What is asked = Below are entries; tally how many lines hold the string "mean" and answer with only that figure.

Provided data =
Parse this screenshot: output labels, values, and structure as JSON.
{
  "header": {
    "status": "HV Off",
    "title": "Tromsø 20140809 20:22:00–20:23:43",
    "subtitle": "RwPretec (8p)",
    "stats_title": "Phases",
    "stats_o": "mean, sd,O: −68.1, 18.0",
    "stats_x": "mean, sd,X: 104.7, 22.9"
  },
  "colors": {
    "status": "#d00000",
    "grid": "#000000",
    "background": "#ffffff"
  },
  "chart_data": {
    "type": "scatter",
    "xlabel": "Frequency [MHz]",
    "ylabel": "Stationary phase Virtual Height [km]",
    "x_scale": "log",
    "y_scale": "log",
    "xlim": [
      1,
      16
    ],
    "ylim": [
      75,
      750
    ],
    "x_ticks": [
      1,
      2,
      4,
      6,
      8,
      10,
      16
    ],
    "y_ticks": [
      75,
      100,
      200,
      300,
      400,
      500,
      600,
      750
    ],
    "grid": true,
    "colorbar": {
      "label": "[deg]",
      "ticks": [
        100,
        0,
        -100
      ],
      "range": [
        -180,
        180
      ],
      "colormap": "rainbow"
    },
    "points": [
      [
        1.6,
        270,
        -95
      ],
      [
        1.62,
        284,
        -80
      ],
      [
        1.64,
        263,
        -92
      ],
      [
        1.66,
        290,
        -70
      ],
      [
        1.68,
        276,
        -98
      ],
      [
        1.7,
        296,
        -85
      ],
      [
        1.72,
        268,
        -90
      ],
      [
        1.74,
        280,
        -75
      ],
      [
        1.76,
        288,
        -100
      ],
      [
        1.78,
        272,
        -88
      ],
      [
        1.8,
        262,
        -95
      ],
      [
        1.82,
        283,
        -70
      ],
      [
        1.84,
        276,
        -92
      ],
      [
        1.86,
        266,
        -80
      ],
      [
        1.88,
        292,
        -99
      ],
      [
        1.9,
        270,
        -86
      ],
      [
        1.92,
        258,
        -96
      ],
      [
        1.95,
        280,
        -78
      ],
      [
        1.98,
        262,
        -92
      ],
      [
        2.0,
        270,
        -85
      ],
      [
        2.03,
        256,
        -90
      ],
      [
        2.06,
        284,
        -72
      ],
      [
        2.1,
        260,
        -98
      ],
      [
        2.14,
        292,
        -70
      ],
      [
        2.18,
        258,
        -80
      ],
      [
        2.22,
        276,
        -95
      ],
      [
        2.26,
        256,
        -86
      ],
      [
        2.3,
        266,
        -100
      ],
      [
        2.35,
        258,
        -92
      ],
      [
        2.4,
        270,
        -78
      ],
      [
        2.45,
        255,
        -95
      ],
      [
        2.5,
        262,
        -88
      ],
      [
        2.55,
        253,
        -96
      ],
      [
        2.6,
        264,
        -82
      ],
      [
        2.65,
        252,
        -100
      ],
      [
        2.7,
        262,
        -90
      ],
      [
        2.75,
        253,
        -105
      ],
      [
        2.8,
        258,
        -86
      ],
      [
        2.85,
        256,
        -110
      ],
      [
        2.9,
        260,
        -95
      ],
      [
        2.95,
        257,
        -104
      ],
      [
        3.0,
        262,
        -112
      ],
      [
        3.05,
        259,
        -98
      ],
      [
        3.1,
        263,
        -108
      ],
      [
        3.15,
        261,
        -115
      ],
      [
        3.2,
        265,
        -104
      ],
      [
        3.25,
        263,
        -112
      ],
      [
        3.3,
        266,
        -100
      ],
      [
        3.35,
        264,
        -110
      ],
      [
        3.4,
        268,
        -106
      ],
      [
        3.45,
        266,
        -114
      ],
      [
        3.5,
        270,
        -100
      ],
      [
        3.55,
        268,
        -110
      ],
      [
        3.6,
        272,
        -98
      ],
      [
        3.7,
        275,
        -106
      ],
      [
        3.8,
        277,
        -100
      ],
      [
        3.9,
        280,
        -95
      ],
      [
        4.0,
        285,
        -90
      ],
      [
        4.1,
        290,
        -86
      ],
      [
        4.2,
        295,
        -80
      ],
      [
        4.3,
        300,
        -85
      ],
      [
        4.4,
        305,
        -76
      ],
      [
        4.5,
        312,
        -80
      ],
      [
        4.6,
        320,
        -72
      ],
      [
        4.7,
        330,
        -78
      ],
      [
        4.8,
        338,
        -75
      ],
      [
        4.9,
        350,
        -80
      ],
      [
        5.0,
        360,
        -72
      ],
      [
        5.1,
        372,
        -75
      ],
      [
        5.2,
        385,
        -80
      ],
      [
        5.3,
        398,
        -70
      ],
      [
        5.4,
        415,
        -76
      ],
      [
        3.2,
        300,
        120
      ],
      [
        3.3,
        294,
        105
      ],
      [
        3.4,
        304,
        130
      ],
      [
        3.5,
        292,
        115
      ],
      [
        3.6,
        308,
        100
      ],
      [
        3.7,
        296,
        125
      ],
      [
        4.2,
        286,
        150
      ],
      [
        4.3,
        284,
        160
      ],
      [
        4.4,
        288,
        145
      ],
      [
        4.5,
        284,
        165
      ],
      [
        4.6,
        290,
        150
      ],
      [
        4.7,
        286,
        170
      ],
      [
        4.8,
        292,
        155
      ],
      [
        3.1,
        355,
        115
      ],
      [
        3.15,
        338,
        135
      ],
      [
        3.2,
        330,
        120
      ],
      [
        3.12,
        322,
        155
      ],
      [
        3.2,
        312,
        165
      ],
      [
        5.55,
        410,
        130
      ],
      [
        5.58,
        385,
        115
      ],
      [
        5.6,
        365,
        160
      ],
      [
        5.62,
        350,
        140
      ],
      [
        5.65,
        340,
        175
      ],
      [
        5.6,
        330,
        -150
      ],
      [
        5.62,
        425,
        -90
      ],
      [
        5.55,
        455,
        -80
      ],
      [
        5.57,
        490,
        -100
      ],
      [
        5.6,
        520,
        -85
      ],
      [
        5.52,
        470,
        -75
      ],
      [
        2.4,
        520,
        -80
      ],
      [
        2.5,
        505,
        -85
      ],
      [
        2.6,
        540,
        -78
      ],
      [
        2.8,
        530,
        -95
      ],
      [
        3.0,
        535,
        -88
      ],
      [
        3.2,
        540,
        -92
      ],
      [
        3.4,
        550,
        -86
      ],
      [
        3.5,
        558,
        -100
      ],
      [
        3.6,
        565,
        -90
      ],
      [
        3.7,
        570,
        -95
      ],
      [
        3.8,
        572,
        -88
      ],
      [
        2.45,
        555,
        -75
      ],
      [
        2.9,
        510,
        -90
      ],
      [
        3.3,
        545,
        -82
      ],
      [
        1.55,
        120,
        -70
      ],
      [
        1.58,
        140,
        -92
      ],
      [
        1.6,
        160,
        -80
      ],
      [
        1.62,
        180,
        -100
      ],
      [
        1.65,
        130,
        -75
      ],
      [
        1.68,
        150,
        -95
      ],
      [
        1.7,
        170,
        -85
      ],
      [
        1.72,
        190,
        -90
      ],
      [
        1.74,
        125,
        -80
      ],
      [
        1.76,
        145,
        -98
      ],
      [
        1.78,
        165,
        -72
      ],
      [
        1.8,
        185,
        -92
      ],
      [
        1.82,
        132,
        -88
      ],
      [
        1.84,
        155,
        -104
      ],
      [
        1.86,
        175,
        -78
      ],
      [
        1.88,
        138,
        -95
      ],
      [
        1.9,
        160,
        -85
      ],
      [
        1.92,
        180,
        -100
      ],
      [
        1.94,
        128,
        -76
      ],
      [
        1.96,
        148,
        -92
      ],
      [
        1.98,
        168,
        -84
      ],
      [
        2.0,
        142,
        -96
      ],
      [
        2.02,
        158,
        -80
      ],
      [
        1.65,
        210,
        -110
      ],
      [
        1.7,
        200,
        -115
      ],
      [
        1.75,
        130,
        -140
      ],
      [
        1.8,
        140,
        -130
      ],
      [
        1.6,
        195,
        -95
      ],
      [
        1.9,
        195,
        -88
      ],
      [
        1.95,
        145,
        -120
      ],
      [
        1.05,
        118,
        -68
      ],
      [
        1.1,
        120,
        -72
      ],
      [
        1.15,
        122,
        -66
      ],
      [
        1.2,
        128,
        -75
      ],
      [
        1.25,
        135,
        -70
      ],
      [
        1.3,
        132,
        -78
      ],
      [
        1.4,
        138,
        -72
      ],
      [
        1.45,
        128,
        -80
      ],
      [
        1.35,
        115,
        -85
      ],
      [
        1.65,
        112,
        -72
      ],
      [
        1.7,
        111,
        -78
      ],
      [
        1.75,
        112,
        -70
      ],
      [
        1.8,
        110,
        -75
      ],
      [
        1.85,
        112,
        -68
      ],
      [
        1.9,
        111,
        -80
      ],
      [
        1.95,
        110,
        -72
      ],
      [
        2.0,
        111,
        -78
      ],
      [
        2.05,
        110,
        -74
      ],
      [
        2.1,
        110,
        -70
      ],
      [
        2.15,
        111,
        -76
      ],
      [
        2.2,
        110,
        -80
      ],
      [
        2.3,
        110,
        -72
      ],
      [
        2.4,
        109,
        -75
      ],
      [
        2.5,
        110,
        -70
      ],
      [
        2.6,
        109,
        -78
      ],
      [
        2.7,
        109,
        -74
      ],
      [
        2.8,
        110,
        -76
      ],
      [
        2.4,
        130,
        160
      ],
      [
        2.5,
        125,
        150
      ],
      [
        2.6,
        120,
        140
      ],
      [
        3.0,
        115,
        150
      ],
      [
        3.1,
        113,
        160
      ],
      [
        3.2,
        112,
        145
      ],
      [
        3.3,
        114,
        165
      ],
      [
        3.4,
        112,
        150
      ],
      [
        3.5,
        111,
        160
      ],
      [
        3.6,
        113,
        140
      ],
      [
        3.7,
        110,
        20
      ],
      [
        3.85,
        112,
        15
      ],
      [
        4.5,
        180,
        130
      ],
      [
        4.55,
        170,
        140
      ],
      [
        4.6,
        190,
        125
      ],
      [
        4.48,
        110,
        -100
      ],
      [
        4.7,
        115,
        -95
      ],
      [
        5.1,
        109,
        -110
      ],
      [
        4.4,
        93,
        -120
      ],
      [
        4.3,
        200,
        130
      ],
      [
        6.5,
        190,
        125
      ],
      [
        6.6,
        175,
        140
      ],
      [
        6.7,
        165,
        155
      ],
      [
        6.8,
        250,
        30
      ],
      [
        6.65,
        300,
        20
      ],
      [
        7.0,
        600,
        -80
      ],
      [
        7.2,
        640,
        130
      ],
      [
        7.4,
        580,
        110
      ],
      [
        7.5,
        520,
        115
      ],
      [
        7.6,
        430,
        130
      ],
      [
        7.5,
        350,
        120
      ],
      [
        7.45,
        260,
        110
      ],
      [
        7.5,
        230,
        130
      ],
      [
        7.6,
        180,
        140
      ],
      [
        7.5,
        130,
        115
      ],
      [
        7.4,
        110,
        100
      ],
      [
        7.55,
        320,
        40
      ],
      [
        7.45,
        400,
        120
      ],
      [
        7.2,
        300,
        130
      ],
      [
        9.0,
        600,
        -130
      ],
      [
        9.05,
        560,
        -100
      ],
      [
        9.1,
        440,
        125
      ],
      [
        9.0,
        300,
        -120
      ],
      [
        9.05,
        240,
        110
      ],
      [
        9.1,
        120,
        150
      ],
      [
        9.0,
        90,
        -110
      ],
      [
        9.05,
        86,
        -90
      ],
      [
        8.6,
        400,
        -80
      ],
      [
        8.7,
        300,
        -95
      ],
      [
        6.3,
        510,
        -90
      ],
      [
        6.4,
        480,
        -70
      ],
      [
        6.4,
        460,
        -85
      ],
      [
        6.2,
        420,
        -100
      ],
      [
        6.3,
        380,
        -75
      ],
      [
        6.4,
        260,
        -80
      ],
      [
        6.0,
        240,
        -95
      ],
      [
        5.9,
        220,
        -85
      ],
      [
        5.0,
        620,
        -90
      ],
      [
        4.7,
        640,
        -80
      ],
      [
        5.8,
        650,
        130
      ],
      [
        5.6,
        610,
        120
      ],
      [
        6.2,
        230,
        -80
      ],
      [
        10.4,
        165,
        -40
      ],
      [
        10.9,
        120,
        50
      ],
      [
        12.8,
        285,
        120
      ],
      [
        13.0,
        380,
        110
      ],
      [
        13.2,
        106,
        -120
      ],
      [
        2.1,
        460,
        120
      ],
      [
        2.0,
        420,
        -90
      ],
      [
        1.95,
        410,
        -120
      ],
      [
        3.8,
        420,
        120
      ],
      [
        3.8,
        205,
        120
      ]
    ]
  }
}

Correct output = 2